• _GOAL OF THE EXERCISE_
Search the records below for the word "图两点电荷距离相等". Pull out each line that has it.

• _EXTRACTED INFORMATION_
--------------------------------------------------
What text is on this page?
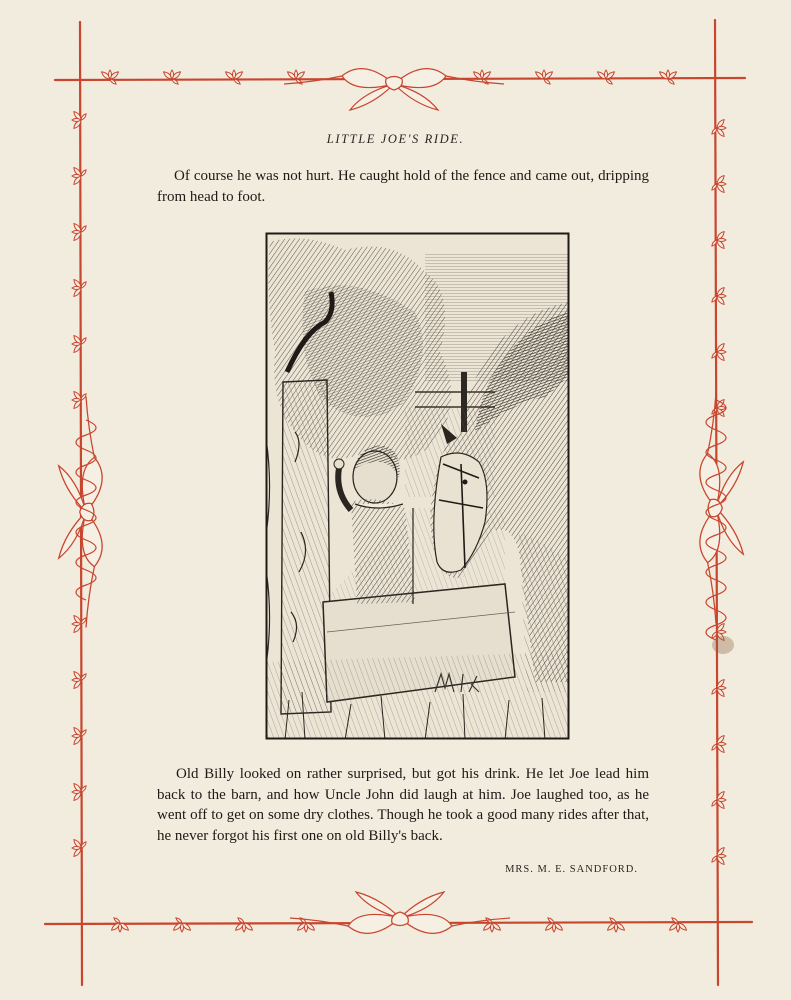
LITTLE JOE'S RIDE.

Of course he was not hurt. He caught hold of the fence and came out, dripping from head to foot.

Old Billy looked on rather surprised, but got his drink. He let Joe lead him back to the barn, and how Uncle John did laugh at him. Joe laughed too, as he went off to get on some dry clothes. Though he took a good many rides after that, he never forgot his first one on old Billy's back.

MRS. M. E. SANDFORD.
--------------------------------------------------
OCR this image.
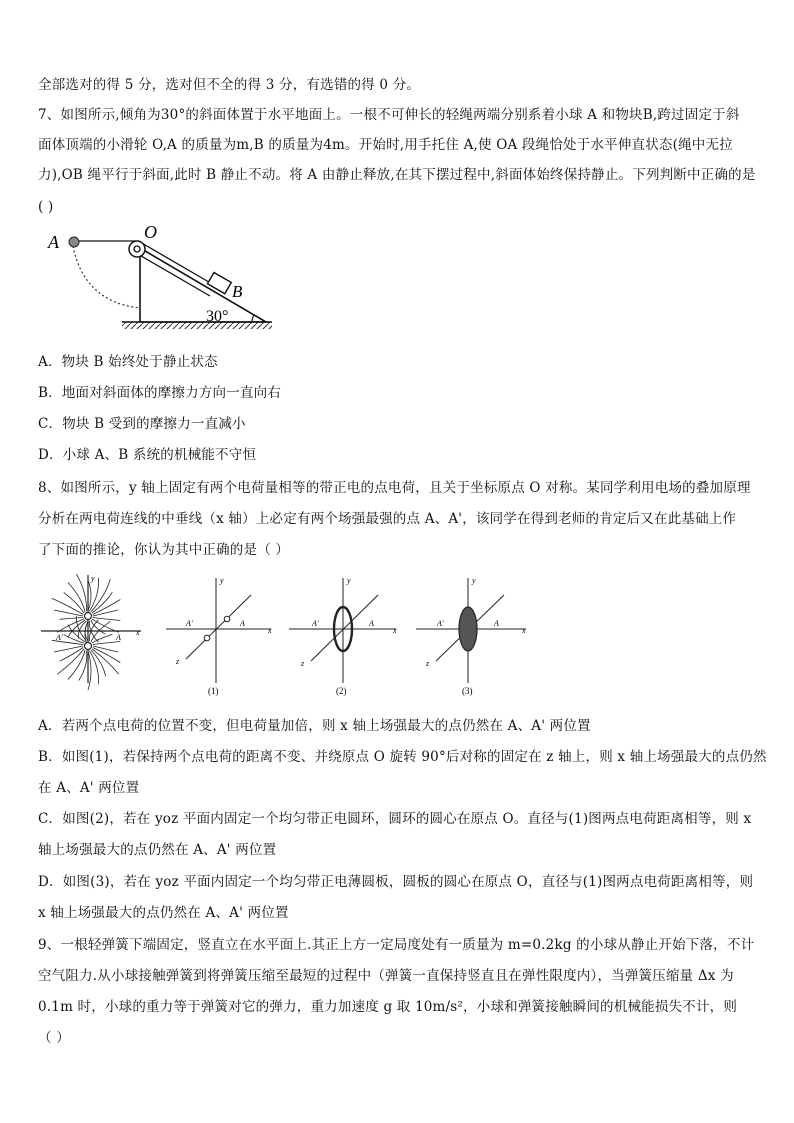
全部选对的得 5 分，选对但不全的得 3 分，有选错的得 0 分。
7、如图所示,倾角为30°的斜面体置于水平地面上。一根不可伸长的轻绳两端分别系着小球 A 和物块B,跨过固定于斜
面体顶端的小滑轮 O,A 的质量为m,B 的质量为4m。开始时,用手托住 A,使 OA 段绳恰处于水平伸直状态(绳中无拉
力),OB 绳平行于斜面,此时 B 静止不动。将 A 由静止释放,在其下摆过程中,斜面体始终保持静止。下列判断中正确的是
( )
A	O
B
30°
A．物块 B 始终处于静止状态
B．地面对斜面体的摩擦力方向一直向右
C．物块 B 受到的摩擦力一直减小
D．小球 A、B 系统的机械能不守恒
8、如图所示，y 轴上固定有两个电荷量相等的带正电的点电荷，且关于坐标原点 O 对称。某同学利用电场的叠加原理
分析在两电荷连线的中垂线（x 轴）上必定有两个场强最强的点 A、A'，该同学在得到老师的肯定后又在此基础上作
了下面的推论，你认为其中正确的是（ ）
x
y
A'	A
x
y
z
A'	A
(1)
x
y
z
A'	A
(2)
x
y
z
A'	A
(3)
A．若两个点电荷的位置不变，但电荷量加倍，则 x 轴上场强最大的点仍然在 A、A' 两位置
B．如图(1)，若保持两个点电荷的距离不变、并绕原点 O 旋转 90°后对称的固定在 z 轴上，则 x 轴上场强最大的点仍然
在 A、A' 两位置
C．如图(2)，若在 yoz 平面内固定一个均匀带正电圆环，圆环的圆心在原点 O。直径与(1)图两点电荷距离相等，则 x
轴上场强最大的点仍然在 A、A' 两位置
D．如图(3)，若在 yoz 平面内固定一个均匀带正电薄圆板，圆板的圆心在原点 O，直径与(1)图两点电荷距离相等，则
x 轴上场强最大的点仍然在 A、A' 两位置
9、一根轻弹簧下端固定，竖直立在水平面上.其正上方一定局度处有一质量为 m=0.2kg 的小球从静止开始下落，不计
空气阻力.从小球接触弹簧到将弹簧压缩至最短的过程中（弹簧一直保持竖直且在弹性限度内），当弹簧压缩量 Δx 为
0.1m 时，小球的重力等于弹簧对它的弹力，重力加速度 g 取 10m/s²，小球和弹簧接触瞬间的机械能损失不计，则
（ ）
--------------------------------------------------
• _RESULT FOR THIS TASK_
C．如图(2)，若在 yoz 平面内固定一个均匀带正电圆环，圆环的圆心在原点 O。直径与(1)图两点电荷距离相等，则 x
D．如图(3)，若在 yoz 平面内固定一个均匀带正电薄圆板，圆板的圆心在原点 O，直径与(1)图两点电荷距离相等，则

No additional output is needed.